-- Begin Given text --

The 2023 Solar and Storage Show at the NEC was the first time Weiheng/eCactus has exhibited in the UK. WeiHeng was established in 2017 by a group of industry veterans with financial backing from CATL, Jinpan, and Reorient, and now holds 58 patents. The global brand is more established in China, Australia, and multiple European countries; eCactus entered the UK market in January.
Takeaways from Solar and Storage Show
Rather than only posting photos of the stand and what a great time we had, a post about some main takeaways should be a better read and could stimulate conversations.
Disclaimer: Let’s start by saying this is the first Solar and Storage show I’ve attended. I’m writing this based on my own opinions, not of the company I represent. I’m no technical expert in PV or battery storage, and I have spent most of my career in similar industries (for example, other energy sectors and home improvement). So, I bring a fresh pair of eyes and experience in different sectors, but I could get any individual fact wrong – take this as anecdotal and feel free to correct me!
It’s tough to differentiate between brands
There was so much competition and new entrants to the market that it takes work, or is impossible, to make comparisons on the day. Who are manufacturers with strong R&D, and who are white labellers? Who are resellers? At best, it’s likely that coming away with 5-10 business cards for further review and research makes the most sense.
Visitors do not like to share their information
When registering, we get access to an app to build our profile, add contact information, connect and so on. A QR code on everyone’s name badge made it easy to connect simply by taking a photo of the QR code – cool, right?
Wrong, hardly any visitors seem to have filled in their information, only their name and company. Even then, sometimes company names were obscured or were different to the one represented. Perhaps the first year these QR code apps were bought in, they were popular, but people learned their lesson after being plagued by sales follow-ups.
Installers complaining about quality and service
Again, this is anecdotal, but quite a few installers complained of issues with commissioning, binding with apps, long waits on the phone to service centres, and increased equipment failures. These issues can happen with any manufacturer, of course, but these people said that the above problems have gotten worse recently, even with some of the largest brands.
Anything unique or unusual stood out.
When walking around the hall, a pattern emerged; anything with little competition, innovative or unusual, kept the stands busy even during quiet periods. For example:
- Pidgeon proofing mesh
- Design and quotation apps
- Solar roofing tiles
- Unusual commercial and Industrial BESS
If there are only one or two stands with a particular solution, they will get more attention and better value out of the event. With item 4, how many 3 kW inverters or 5 or 10 kWH home batteries were there? Who knows. Even on the commercial side, there were quite a few containerised or large boxed batteries.
We witnessed this first-hand as we had a range of domestic inverters, batteries and EV chargers on display. What stopped people in their tracks? It was our Pangu C&I app video and our Tianwu AIO liquid-cooled 100kW / 233 kWh display.

-- End Given text --
-- Begin Material provided --

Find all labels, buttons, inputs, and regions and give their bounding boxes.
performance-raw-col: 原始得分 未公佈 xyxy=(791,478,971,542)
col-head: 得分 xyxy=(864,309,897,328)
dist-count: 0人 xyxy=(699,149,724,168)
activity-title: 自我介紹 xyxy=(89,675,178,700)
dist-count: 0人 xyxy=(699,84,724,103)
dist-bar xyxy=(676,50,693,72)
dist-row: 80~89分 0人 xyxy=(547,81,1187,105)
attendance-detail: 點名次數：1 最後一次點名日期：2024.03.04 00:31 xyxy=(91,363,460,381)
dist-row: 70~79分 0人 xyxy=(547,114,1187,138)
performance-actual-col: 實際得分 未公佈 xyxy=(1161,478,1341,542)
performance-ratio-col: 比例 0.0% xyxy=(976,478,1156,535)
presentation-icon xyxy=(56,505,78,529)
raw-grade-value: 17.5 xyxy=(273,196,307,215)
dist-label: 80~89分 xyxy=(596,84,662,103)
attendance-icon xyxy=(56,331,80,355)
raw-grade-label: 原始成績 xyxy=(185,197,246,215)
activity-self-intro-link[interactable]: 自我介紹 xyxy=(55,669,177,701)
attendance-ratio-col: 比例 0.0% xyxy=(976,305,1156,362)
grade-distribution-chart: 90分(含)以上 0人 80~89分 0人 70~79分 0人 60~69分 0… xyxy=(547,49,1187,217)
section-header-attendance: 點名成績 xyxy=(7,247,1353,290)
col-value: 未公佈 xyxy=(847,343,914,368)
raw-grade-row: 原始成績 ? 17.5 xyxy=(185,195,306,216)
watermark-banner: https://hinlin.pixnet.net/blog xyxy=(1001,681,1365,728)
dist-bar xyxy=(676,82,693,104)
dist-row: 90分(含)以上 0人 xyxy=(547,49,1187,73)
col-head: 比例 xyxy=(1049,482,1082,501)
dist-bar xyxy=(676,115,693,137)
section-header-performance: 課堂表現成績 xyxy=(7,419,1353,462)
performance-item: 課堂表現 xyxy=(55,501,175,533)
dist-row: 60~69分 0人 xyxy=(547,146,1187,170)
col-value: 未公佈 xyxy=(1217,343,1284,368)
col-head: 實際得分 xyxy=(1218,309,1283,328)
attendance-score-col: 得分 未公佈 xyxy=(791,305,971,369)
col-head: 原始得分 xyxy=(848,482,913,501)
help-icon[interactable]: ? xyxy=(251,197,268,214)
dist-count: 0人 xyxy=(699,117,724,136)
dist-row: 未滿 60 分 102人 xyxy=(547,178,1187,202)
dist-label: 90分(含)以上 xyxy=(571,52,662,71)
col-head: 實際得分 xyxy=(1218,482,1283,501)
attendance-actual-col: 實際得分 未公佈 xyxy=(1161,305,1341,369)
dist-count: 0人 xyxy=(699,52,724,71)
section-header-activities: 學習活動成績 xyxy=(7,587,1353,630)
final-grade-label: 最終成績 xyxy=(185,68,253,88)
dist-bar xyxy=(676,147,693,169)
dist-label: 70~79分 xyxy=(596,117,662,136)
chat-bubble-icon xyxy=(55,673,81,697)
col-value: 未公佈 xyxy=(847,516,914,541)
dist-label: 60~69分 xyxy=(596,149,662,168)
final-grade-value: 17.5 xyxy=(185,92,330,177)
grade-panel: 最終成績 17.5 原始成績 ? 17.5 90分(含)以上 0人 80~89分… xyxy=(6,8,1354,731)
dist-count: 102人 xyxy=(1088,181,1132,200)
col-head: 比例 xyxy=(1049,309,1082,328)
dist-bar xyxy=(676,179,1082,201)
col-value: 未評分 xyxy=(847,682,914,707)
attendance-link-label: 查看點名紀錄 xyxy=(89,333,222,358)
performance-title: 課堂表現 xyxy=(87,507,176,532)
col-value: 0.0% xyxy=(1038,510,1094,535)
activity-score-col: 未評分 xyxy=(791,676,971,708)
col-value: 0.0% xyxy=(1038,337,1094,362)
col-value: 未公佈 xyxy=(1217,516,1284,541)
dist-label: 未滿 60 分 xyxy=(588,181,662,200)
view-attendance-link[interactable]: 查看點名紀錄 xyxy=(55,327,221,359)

-- End Material provided --

** What you will do **
**A.** Change every "dist-count" to "bucket-count" in the data-source rows, starting at the first row and ending at the row that contains "attendance-score-col: 得分 未公佈". Return only those rows, with everything else unchanged.
**B.** Write what comes next in the text about takeaways from the Solar and Storage Show, picking up after its last sentence.

** Answers to the problems **
**A.**
Find all labels, buttons, inputs, and regions and give their bounding boxes.
performance-raw-col: 原始得分 未公佈 xyxy=(791,478,971,542)
col-head: 得分 xyxy=(864,309,897,328)
bucket-count: 0人 xyxy=(699,149,724,168)
activity-title: 自我介紹 xyxy=(89,675,178,700)
bucket-count: 0人 xyxy=(699,84,724,103)
dist-bar xyxy=(676,50,693,72)
dist-row: 80~89分 0人 xyxy=(547,81,1187,105)
attendance-detail: 點名次數：1 最後一次點名日期：2024.03.04 00:31 xyxy=(91,363,460,381)
dist-row: 70~79分 0人 xyxy=(547,114,1187,138)
performance-actual-col: 實際得分 未公佈 xyxy=(1161,478,1341,542)
performance-ratio-col: 比例 0.0% xyxy=(976,478,1156,535)
presentation-icon xyxy=(56,505,78,529)
raw-grade-value: 17.5 xyxy=(273,196,307,215)
dist-label: 80~89分 xyxy=(596,84,662,103)
attendance-icon xyxy=(56,331,80,355)
raw-grade-label: 原始成績 xyxy=(185,197,246,215)
activity-self-intro-link[interactable]: 自我介紹 xyxy=(55,669,177,701)
attendance-ratio-col: 比例 0.0% xyxy=(976,305,1156,362)
grade-distribution-chart: 90分(含)以上 0人 80~89分 0人 70~79分 0人 60~69分 0… xyxy=(547,49,1187,217)
section-header-attendance: 點名成績 xyxy=(7,247,1353,290)
col-value: 未公佈 xyxy=(847,343,914,368)
raw-grade-row: 原始成績 ? 17.5 xyxy=(185,195,306,216)
watermark-banner: https://hinlin.pixnet.net/blog xyxy=(1001,681,1365,728)
dist-bar xyxy=(676,82,693,104)
dist-row: 90分(含)以上 0人 xyxy=(547,49,1187,73)
col-head: 比例 xyxy=(1049,482,1082,501)
dist-bar xyxy=(676,115,693,137)
section-header-performance: 課堂表現成績 xyxy=(7,419,1353,462)
performance-item: 課堂表現 xyxy=(55,501,175,533)
dist-row: 60~69分 0人 xyxy=(547,146,1187,170)
col-value: 未公佈 xyxy=(1217,343,1284,368)
col-head: 實際得分 xyxy=(1218,309,1283,328)
attendance-score-col: 得分 未公佈 xyxy=(791,305,971,369)

**B.**
People who were enjoying the experience stood out
This applies to visitors, exhibitors and speakers. When looking at people’s faces, you could see how they were feeling and, therefore, the impression they were making on behalf of themselves and their company.
In life, success can be effortless, and it’s often best to go with the flow and immerse yourself in the experience. If you are a visitor or buyer, you still represent your company, even though you are not trying to sell anything at the event.
Visitors wearing their (clean and pressed) company apparel and matching with their colleagues showed pride in who they are, what they do and their company. It’s a small world, and in competitive environments, every small thing can make a difference.
Likewise, immaculately dressed executives with briefcases, folders and other work accessories showed they were there to do business. Contrast that with the installers who looked like they just came from a site or those in scruffy jeans and T-shirts. We can treat the event as a work advancement opportunity, or a few days off and a free hotel and meals on the company.
It was written all over their face
Back to the expression on people’s faces, and eyes being the gateway to the soul, Here are some examples of faces I saw:
“I hate exhibitions. Just being here means that our installation schedule is falling even further behind. I bet customer complaints are coming in right now, and I’m not there to solve the problems.”
“These people will just tell me what I want to hear and be just as bad as the current suppliers!”
“I don’t trust a word these exhibitor salespeople tell me. They are all the same.”
“I look forward to this event every year, and it’s a unique opportunity to see everything in one place. Internet searching is not the same as seeing how a company ticks.”
“I’m with my people! I look forward to catching up with old friends and meeting some new ones. It would not be possible if I were travelling around the country.”
“If I can come away with just one or two solutions or innovations to bring back to my local market, it will help us catch up with the leaders in our area or push us further ahead.”
What did your face say?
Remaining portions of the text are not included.